**Requirements**:
In the records that follow, show each line where the word "values" is present.
— START OF Data supplied —
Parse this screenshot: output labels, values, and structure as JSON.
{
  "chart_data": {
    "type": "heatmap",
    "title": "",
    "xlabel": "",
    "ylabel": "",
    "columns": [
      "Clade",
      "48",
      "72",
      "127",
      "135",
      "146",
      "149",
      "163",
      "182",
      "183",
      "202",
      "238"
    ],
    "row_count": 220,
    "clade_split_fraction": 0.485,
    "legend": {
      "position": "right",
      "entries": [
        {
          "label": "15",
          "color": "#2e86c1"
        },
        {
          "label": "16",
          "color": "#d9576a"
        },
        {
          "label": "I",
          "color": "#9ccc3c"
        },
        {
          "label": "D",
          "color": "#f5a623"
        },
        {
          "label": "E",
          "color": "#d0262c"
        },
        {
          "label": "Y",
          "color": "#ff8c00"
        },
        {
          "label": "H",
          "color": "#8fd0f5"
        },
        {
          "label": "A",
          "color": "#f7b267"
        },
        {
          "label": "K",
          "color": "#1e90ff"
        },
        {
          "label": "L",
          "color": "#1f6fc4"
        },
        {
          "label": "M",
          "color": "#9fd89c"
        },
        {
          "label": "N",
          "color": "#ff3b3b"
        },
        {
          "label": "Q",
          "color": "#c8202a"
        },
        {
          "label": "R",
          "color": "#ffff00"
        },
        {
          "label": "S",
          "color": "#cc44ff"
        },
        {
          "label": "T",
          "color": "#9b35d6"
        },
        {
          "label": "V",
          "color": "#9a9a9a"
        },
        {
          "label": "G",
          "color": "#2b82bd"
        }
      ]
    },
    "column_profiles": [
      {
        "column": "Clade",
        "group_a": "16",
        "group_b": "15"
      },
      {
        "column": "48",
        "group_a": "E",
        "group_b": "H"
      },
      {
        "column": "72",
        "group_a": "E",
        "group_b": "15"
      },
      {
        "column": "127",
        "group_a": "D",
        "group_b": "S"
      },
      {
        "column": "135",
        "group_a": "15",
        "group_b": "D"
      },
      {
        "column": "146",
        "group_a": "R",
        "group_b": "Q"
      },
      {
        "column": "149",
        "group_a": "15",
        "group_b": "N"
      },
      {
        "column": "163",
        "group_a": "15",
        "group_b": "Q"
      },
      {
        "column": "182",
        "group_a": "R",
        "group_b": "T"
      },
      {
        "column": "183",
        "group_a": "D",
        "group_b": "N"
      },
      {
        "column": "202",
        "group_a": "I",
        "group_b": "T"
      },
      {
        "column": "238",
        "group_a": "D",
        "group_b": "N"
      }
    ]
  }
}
— END OF Data supplied —
— START OF Data supplied —
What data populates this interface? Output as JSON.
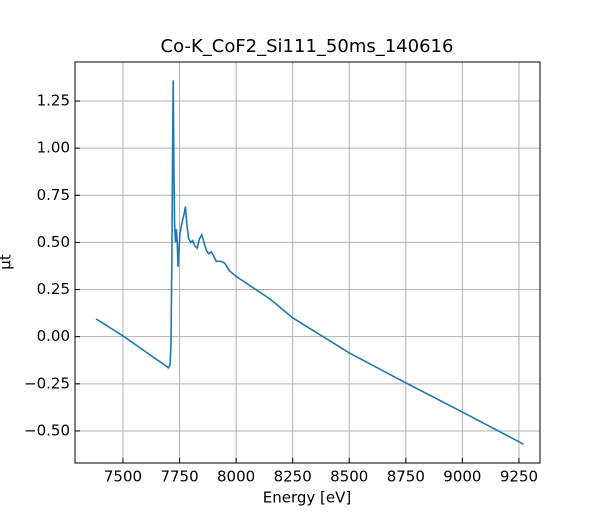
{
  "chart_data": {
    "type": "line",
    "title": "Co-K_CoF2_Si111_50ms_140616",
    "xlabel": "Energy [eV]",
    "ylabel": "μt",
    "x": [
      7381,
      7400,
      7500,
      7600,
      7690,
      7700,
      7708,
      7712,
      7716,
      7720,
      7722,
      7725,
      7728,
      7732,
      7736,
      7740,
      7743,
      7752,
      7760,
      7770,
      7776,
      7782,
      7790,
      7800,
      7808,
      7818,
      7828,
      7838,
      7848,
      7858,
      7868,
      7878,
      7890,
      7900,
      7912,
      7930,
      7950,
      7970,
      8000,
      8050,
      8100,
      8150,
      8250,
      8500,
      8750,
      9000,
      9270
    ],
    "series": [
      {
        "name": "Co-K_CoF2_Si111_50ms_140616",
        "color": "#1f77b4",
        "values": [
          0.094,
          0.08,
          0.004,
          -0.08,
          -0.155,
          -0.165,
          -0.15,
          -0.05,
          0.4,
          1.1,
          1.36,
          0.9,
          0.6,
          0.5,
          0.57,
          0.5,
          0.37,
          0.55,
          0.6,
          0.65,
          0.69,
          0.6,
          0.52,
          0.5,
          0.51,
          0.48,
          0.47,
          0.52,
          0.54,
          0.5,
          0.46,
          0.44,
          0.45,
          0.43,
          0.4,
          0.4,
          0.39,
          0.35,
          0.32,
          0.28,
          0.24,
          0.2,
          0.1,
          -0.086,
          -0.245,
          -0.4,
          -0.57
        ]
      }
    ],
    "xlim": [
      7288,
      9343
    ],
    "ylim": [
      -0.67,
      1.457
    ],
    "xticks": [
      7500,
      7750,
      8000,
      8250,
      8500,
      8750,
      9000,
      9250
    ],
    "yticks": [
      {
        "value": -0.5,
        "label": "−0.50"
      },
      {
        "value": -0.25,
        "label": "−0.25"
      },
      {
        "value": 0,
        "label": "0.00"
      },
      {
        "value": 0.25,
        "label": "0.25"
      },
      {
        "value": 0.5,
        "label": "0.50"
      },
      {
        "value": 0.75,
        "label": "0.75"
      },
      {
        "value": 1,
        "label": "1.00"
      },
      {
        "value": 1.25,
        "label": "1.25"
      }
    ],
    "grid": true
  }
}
— END OF Data supplied —
— START OF Data supplied —
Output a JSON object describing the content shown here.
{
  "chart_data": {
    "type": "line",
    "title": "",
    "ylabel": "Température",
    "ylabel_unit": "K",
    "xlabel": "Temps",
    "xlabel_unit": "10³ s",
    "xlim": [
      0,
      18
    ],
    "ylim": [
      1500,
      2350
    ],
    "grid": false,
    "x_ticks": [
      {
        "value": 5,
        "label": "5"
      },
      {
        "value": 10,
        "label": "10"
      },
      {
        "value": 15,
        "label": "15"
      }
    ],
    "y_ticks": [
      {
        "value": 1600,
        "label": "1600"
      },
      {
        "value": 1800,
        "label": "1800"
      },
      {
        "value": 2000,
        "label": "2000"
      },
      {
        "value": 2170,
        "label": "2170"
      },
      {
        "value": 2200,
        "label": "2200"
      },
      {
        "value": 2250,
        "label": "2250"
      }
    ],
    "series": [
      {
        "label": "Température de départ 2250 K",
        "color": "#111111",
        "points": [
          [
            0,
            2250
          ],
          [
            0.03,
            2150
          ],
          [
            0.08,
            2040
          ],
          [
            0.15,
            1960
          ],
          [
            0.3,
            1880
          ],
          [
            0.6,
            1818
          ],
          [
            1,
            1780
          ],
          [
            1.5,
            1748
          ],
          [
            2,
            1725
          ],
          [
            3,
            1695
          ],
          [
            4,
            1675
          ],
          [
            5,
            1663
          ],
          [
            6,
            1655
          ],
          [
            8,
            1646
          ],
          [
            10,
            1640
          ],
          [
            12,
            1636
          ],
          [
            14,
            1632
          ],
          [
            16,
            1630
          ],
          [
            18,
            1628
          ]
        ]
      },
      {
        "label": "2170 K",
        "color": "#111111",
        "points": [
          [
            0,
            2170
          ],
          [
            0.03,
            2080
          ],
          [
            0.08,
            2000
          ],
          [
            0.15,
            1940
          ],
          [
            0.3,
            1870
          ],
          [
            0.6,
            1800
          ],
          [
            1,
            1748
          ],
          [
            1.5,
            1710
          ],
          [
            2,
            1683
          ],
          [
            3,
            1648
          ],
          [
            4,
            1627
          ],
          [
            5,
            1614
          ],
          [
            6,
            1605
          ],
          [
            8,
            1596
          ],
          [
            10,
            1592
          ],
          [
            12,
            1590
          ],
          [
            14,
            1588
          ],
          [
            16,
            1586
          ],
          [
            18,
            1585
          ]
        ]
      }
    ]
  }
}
— END OF Data supplied —
**Result for this task**:
Parse this screenshot: output labels, values, and structure as JSON.
        "values": [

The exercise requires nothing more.